=== Activity ===
Each line of the records below needs repeating exactly. Skip the pictures.

===== Data to examine =====

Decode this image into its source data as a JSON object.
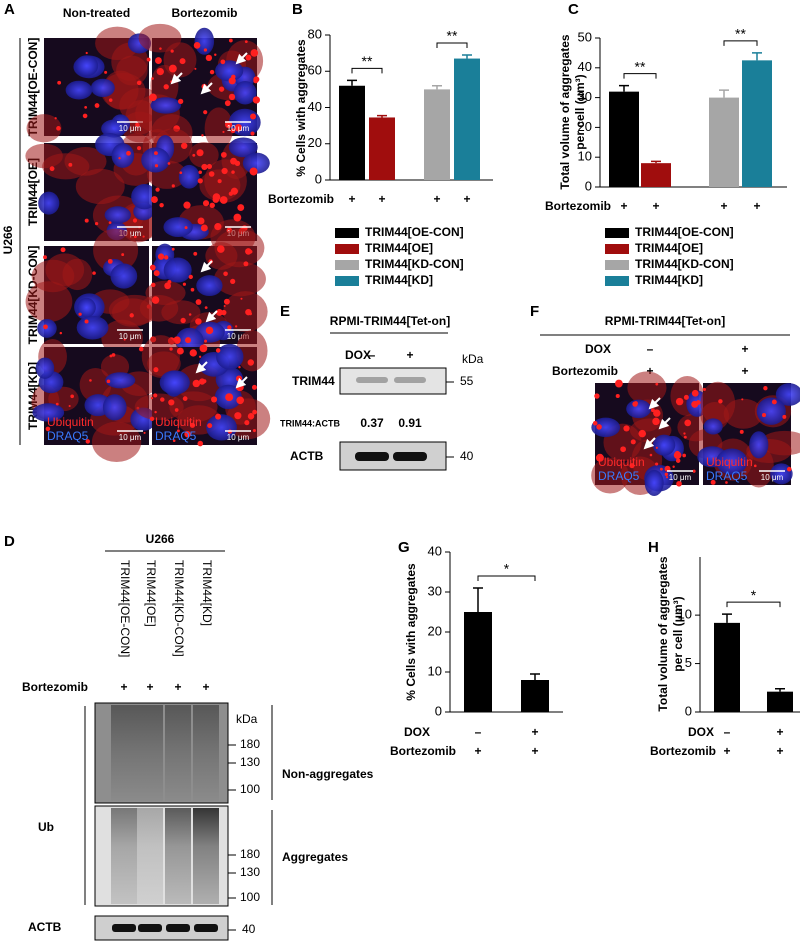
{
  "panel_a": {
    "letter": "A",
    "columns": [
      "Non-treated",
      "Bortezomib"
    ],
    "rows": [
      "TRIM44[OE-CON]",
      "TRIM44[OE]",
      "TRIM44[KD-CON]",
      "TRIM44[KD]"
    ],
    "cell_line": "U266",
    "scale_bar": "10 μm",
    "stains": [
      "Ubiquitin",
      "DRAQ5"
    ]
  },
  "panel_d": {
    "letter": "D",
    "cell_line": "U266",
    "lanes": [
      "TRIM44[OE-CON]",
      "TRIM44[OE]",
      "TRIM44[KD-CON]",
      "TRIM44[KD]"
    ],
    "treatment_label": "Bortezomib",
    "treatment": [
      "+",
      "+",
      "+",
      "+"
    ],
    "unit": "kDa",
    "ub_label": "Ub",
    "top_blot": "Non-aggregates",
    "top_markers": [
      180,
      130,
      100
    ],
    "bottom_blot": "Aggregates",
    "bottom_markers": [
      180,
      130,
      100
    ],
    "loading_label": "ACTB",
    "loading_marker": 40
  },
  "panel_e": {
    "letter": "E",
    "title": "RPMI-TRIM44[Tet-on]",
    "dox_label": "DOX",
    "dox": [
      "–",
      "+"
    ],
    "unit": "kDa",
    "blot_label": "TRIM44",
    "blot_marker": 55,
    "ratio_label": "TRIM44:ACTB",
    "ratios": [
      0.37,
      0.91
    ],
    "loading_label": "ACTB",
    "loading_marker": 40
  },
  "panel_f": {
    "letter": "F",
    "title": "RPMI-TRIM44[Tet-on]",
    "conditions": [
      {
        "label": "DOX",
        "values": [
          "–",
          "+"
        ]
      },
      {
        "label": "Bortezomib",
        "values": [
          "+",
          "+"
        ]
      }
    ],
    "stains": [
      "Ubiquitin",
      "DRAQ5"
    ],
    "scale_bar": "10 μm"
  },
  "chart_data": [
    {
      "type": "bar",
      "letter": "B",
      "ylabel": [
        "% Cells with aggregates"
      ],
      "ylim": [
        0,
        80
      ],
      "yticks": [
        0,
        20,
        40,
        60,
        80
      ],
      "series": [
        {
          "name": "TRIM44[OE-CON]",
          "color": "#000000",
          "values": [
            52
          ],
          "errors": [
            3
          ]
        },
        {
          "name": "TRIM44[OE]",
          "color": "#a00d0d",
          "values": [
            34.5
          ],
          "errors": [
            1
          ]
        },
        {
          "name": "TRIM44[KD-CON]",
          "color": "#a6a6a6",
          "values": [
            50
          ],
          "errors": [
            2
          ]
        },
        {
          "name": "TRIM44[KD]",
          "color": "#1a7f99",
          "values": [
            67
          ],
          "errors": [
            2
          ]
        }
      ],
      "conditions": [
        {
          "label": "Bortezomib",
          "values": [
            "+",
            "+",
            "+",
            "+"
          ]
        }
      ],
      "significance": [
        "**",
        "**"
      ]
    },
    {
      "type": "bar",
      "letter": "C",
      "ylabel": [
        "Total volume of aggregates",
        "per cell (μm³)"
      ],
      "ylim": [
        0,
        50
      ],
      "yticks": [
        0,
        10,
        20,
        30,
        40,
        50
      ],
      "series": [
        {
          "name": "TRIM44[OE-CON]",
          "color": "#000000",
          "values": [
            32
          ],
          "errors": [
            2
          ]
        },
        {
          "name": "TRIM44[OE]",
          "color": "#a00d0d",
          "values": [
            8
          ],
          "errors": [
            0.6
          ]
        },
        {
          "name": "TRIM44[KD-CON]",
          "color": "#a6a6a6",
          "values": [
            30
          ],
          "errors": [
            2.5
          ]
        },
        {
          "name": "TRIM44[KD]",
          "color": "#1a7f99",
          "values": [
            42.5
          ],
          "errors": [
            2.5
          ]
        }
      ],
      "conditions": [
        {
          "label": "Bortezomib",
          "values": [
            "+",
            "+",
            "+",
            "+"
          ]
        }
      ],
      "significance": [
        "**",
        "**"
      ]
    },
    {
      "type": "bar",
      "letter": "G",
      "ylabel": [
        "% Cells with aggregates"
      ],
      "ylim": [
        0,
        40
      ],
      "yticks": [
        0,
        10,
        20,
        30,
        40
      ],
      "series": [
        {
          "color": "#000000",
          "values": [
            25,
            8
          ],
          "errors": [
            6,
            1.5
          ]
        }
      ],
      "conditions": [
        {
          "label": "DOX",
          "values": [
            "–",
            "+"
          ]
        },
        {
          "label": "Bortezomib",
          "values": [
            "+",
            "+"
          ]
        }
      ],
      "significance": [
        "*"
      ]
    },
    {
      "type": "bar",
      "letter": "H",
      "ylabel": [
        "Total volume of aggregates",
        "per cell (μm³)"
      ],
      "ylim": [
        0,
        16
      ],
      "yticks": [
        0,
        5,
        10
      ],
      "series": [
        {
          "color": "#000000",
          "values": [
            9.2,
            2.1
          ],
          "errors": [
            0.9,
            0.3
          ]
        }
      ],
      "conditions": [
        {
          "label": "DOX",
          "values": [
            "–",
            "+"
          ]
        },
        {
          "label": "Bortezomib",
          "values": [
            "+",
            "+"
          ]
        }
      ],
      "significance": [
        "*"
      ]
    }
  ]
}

=====

=== Task answer ===
Decode this image into its source data as a JSON object.
{
  "panel_a": {
    "letter": "A",
    "columns": [
      "Non-treated",
      "Bortezomib"
    ],
    "rows": [
      "TRIM44[OE-CON]",
      "TRIM44[OE]",
      "TRIM44[KD-CON]",
      "TRIM44[KD]"
    ],
    "cell_line": "U266",
    "scale_bar": "10 μm",
    "stains": [
      "Ubiquitin",
      "DRAQ5"
    ]
  },
  "panel_d": {
    "letter": "D",
    "cell_line": "U266",
    "lanes": [
      "TRIM44[OE-CON]",
      "TRIM44[OE]",
      "TRIM44[KD-CON]",
      "TRIM44[KD]"
    ],
    "treatment_label": "Bortezomib",
    "treatment": [
      "+",
      "+",
      "+",
      "+"
    ],
    "unit": "kDa",
    "ub_label": "Ub",
    "top_blot": "Non-aggregates",
    "top_markers": [
      180,
      130,
      100
    ],
    "bottom_blot": "Aggregates",
    "bottom_markers": [
      180,
      130,
      100
    ],
    "loading_label": "ACTB",
    "loading_marker": 40
  },
  "panel_e": {
    "letter": "E",
    "title": "RPMI-TRIM44[Tet-on]",
    "dox_label": "DOX",
    "dox": [
      "–",
      "+"
    ],
    "unit": "kDa",
    "blot_label": "TRIM44",
    "blot_marker": 55,
    "ratio_label": "TRIM44:ACTB",
    "ratios": [
      0.37,
      0.91
    ],
    "loading_label": "ACTB",
    "loading_marker": 40
  },
  "panel_f": {
    "letter": "F",
    "title": "RPMI-TRIM44[Tet-on]",
    "conditions": [
      {
        "label": "DOX",
        "values": [
          "–",
          "+"
        ]
      },
      {
        "label": "Bortezomib",
        "values": [
          "+",
          "+"
        ]
      }
    ],
    "stains": [
      "Ubiquitin",
      "DRAQ5"
    ],
    "scale_bar": "10 μm"
  },
  "chart_data": [
    {
      "type": "bar",
      "letter": "B",
      "ylabel": [
        "% Cells with aggregates"
      ],
      "ylim": [
        0,
        80
      ],
      "yticks": [
        0,
        20,
        40,
        60,
        80
      ],
      "series": [
        {
          "name": "TRIM44[OE-CON]",
          "color": "#000000",
          "values": [
            52
          ],
          "errors": [
            3
          ]
        },
        {
          "name": "TRIM44[OE]",
          "color": "#a00d0d",
          "values": [
            34.5
          ],
          "errors": [
            1
          ]
        },
        {
          "name": "TRIM44[KD-CON]",
          "color": "#a6a6a6",
          "values": [
            50
          ],
          "errors": [
            2
          ]
        },
        {
          "name": "TRIM44[KD]",
          "color": "#1a7f99",
          "values": [
            67
          ],
          "errors": [
            2
          ]
        }
      ],
      "conditions": [
        {
          "label": "Bortezomib",
          "values": [
            "+",
            "+",
            "+",
            "+"
          ]
        }
      ],
      "significance": [
        "**",
        "**"
      ]
    },
    {
      "type": "bar",
      "letter": "C",
      "ylabel": [
        "Total volume of aggregates",
        "per cell (μm³)"
      ],
      "ylim": [
        0,
        50
      ],
      "yticks": [
        0,
        10,
        20,
        30,
        40,
        50
      ],
      "series": [
        {
          "name": "TRIM44[OE-CON]",
          "color": "#000000",
          "values": [
            32
          ],
          "errors": [
            2
          ]
        },
        {
          "name": "TRIM44[OE]",
          "color": "#a00d0d",
          "values": [
            8
          ],
          "errors": [
            0.6
          ]
        },
        {
          "name": "TRIM44[KD-CON]",
          "color": "#a6a6a6",
          "values": [
            30
          ],
          "errors": [
            2.5
          ]
        },
        {
          "name": "TRIM44[KD]",
          "color": "#1a7f99",
          "values": [
            42.5
          ],
          "errors": [
            2.5
          ]
        }
      ],
      "conditions": [
        {
          "label": "Bortezomib",
          "values": [
            "+",
            "+",
            "+",
            "+"
          ]
        }
      ],
      "significance": [
        "**",
        "**"
      ]
    },
    {
      "type": "bar",
      "letter": "G",
      "ylabel": [
        "% Cells with aggregates"
      ],
      "ylim": [
        0,
        40
      ],
      "yticks": [
        0,
        10,
        20,
        30,
        40
      ],
      "series": [
        {
          "color": "#000000",
          "values": [
            25,
            8
          ],
          "errors": [
            6,
            1.5
          ]
        }
      ],
      "conditions": [
        {
          "label": "DOX",
          "values": [
            "–",
            "+"
          ]
        },
        {
          "label": "Bortezomib",
          "values": [
            "+",
            "+"
          ]
        }
      ],
      "significance": [
        "*"
      ]
    },
    {
      "type": "bar",
      "letter": "H",
      "ylabel": [
        "Total volume of aggregates",
        "per cell (μm³)"
      ],
      "ylim": [
        0,
        16
      ],
      "yticks": [
        0,
        5,
        10
      ],
      "series": [
        {
          "color": "#000000",
          "values": [
            9.2,
            2.1
          ],
          "errors": [
            0.9,
            0.3
          ]
        }
      ],
      "conditions": [
        {
          "label": "DOX",
          "values": [
            "–",
            "+"
          ]
        },
        {
          "label": "Bortezomib",
          "values": [
            "+",
            "+"
          ]
        }
      ],
      "significance": [
        "*"
      ]
    }
  ]
}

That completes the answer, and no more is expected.